--- Text under study ---
▼▼▼
From: Ma Ke <make24@iscas.ac.cn>
Date: Tue, 25 Jun 2024 02:23:06 +0000 (+0800)
Subject: usb: gadget: aspeed_udc: validate endpoint index for ast udc
X-Git-Tag: v6.11-rc1~102^2~48
X-Git-Url: http://git.ipfire.org/cgi-bin/gitweb.cgi?a=commitdiff_plain;h=ee0d382feb44ec0f445e2ad63786cd7f3f6a8199;p=thirdparty%2Fkernel%2Flinux.git

usb: gadget: aspeed_udc: validate endpoint index for ast udc

We should verify the bound of the array to assure that host
may not manipulate the index to point past endpoint array.

Found by static analysis.

Signed-off-by: Ma Ke <make24@iscas.ac.cn>
Reviewed-by: Andrew Jeffery <andrew@codeconstruct.com.au>
Acked-by: Andrew Jeffery <andrew@codeconstruct.com.au>
Link: https://lore.kernel.org/r/20240625022306.2568122-1-make24@iscas.ac.cn
Signed-off-by: Greg Kroah-Hartman <gregkh@linuxfoundation.org>
---

diff --git a/drivers/usb/gadget/udc/aspeed_udc.c b/drivers/usb/gadget/udc/aspeed_udc.c
index 3916c8e2ba01f..d972ef4644bc6 100644
--- a/drivers/usb/gadget/udc/aspeed_udc.c
+++ b/drivers/usb/gadget/udc/aspeed_udc.c
@@ -1009,6 +1009,8 @@ static void ast_udc_getstatus(struct ast_udc_dev *udc)
 		break;
 	case USB_RECIP_ENDPOINT:
 		epnum = crq.wIndex & USB_ENDPOINT_NUMBER_MASK;
+		if (epnum >= AST_UDC_NUM_ENDPOINTS)
+			goto stall;
 		status = udc->ep[epnum].stopped;
 		break;
 	default:
▲▲▲
--- What you need to do ---
How does the commit message in the kernel patch above say the problem was found?

--- Records ---
▼▼▼
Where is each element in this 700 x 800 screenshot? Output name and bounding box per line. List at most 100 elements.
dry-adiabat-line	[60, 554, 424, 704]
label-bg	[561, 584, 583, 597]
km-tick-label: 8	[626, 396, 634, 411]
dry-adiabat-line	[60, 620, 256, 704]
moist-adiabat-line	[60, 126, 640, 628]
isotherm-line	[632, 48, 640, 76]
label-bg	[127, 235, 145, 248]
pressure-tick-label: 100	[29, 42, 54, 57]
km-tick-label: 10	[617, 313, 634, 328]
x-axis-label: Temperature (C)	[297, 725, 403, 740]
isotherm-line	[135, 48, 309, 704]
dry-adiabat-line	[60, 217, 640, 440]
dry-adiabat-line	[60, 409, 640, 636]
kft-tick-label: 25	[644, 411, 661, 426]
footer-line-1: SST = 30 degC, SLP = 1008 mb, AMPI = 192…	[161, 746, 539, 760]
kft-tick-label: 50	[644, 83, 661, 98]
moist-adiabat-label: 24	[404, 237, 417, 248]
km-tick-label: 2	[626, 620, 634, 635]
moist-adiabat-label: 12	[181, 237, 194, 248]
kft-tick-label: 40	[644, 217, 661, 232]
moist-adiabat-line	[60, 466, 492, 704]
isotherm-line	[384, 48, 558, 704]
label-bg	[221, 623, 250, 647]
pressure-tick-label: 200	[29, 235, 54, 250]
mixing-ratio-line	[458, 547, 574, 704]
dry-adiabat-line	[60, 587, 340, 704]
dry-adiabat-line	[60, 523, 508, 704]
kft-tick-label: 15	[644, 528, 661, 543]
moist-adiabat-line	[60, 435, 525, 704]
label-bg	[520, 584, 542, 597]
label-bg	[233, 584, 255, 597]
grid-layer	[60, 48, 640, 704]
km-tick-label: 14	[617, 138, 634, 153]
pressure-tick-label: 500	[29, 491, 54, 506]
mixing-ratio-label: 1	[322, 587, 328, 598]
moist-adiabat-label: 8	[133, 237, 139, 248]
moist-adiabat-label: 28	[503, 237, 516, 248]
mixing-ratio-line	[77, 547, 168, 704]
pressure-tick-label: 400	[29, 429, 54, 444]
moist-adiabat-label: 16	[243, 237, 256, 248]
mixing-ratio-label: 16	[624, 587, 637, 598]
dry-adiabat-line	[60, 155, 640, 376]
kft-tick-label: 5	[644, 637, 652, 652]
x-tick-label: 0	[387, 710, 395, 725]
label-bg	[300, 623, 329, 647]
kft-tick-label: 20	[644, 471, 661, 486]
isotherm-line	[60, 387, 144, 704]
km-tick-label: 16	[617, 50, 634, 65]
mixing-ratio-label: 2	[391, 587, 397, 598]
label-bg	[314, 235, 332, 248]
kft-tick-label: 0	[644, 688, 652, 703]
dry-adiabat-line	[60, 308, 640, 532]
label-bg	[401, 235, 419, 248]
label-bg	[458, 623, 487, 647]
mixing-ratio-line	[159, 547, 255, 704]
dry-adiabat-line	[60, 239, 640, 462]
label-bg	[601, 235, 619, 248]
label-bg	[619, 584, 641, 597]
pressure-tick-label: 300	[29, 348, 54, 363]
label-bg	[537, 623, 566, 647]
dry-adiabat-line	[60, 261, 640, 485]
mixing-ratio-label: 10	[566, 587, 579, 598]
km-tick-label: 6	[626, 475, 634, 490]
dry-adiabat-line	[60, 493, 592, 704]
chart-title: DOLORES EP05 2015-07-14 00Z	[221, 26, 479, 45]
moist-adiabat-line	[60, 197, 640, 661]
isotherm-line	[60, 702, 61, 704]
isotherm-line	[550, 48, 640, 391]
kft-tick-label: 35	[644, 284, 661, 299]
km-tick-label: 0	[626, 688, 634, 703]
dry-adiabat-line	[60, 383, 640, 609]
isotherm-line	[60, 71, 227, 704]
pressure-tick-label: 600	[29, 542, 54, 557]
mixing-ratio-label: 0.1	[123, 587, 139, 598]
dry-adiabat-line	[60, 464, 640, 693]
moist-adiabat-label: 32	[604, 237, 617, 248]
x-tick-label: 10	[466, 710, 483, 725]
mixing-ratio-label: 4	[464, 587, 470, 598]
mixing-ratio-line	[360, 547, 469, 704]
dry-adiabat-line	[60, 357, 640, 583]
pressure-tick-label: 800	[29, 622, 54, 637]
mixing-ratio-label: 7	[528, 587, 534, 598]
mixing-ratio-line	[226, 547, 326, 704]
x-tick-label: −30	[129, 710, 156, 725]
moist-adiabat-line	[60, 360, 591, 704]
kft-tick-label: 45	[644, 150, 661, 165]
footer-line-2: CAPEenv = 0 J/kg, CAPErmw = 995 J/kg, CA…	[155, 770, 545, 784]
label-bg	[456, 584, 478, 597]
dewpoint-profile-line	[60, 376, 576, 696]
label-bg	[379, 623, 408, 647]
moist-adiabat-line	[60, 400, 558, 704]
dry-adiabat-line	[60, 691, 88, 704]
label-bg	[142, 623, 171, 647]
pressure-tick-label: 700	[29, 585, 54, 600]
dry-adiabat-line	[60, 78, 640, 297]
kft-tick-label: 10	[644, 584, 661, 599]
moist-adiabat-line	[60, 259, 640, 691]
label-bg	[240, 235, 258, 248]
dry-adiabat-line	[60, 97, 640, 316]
▲▲▲
--- Finished task ---
It was found by static analysis.